Job:
Copy out all the records exactly.

Task input:
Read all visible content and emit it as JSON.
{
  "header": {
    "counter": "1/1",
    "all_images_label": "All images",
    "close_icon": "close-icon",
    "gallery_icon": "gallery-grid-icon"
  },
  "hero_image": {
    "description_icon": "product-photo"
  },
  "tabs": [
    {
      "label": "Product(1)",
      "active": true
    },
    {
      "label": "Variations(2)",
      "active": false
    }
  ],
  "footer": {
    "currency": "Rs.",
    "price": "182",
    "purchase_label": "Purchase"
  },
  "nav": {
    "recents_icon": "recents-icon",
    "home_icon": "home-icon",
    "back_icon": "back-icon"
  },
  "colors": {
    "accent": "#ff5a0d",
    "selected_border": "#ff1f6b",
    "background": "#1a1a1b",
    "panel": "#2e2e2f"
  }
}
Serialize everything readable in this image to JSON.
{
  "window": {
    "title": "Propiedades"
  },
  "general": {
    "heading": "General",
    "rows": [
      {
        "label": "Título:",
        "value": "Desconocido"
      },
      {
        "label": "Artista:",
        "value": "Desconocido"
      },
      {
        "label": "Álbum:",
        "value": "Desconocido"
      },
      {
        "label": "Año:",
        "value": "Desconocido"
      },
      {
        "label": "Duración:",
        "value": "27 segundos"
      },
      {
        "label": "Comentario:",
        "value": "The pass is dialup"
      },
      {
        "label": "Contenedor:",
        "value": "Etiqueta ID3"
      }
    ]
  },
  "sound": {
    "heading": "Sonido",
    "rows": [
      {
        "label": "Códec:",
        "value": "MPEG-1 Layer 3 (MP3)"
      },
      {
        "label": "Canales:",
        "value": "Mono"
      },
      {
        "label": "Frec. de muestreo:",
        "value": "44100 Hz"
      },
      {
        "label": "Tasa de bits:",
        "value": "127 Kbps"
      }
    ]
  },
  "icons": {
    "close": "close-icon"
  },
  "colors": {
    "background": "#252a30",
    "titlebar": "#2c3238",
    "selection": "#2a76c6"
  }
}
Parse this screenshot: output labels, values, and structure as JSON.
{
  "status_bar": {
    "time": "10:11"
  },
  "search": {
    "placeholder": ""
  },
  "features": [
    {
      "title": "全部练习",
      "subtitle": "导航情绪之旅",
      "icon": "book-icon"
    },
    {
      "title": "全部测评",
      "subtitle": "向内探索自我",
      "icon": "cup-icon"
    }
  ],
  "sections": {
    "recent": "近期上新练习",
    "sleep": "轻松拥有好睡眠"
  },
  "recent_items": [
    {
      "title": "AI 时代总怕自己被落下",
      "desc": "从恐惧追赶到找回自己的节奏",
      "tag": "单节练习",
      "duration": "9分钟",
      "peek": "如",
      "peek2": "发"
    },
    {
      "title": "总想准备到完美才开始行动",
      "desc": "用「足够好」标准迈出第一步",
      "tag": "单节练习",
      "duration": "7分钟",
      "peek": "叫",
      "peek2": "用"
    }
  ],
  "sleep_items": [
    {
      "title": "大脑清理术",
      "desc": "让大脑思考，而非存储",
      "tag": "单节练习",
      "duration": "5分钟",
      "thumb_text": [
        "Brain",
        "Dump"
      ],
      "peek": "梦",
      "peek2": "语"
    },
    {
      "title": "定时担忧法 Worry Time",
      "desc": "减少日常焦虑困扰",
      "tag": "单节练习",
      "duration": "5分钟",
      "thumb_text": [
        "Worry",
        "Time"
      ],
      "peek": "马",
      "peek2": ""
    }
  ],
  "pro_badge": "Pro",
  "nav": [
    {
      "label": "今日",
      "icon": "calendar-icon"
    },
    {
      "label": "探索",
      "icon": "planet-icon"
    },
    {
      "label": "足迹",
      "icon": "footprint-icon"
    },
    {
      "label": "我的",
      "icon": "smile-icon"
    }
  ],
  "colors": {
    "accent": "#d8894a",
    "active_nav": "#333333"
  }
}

Answer to this task:
Read all visible content and emit it as JSON.
{
  "header": {
    "counter": "1/1",
    "all_images_label": "All images",
    "close_icon": "close-icon",
    "gallery_icon": "gallery-grid-icon"
  },
  "hero_image": {
    "description_icon": "product-photo"
  },
  "tabs": [
    {
      "label": "Product(1)",
      "active": true
    },
    {
      "label": "Variations(2)",
      "active": false
    }
  ],
  "footer": {
    "currency": "Rs.",
    "price": "182",
    "purchase_label": "Purchase"
  },
  "nav": {
    "recents_icon": "recents-icon",
    "home_icon": "home-icon",
    "back_icon": "back-icon"
  },
  "colors": {
    "accent": "#ff5a0d",
    "selected_border": "#ff1f6b",
    "background": "#1a1a1b",
    "panel": "#2e2e2f"
  }
}
Serialize everything readable in this image to JSON.
{
  "window": {
    "title": "Propiedades"
  },
  "general": {
    "heading": "General",
    "rows": [
      {
        "label": "Título:",
        "value": "Desconocido"
      },
      {
        "label": "Artista:",
        "value": "Desconocido"
      },
      {
        "label": "Álbum:",
        "value": "Desconocido"
      },
      {
        "label": "Año:",
        "value": "Desconocido"
      },
      {
        "label": "Duración:",
        "value": "27 segundos"
      },
      {
        "label": "Comentario:",
        "value": "The pass is dialup"
      },
      {
        "label": "Contenedor:",
        "value": "Etiqueta ID3"
      }
    ]
  },
  "sound": {
    "heading": "Sonido",
    "rows": [
      {
        "label": "Códec:",
        "value": "MPEG-1 Layer 3 (MP3)"
      },
      {
        "label": "Canales:",
        "value": "Mono"
      },
      {
        "label": "Frec. de muestreo:",
        "value": "44100 Hz"
      },
      {
        "label": "Tasa de bits:",
        "value": "127 Kbps"
      }
    ]
  },
  "icons": {
    "close": "close-icon"
  },
  "colors": {
    "background": "#252a30",
    "titlebar": "#2c3238",
    "selection": "#2a76c6"
  }
}
Parse this screenshot: output labels, values, and structure as JSON.
{
  "status_bar": {
    "time": "10:11"
  },
  "search": {
    "placeholder": ""
  },
  "features": [
    {
      "title": "全部练习",
      "subtitle": "导航情绪之旅",
      "icon": "book-icon"
    },
    {
      "title": "全部测评",
      "subtitle": "向内探索自我",
      "icon": "cup-icon"
    }
  ],
  "sections": {
    "recent": "近期上新练习",
    "sleep": "轻松拥有好睡眠"
  },
  "recent_items": [
    {
      "title": "AI 时代总怕自己被落下",
      "desc": "从恐惧追赶到找回自己的节奏",
      "tag": "单节练习",
      "duration": "9分钟",
      "peek": "如",
      "peek2": "发"
    },
    {
      "title": "总想准备到完美才开始行动",
      "desc": "用「足够好」标准迈出第一步",
      "tag": "单节练习",
      "duration": "7分钟",
      "peek": "叫",
      "peek2": "用"
    }
  ],
  "sleep_items": [
    {
      "title": "大脑清理术",
      "desc": "让大脑思考，而非存储",
      "tag": "单节练习",
      "duration": "5分钟",
      "thumb_text": [
        "Brain",
        "Dump"
      ],
      "peek": "梦",
      "peek2": "语"
    },
    {
      "title": "定时担忧法 Worry Time",
      "desc": "减少日常焦虑困扰",
      "tag": "单节练习",
      "duration": "5分钟",
      "thumb_text": [
        "Worry",
        "Time"
      ],
      "peek": "马",
      "peek2": ""
    }
  ],
  "pro_badge": "Pro",
  "nav": [
    {
      "label": "今日",
      "icon": "calendar-icon"
    },
    {
      "label": "探索",
      "icon": "planet-icon"
    },
    {
      "label": "足迹",
      "icon": "footprint-icon"
    },
    {
      "label": "我的",
      "icon": "smile-icon"
    }
  ],
  "colors": {
    "accent": "#d8894a",
    "active_nav": "#333333"
  }
}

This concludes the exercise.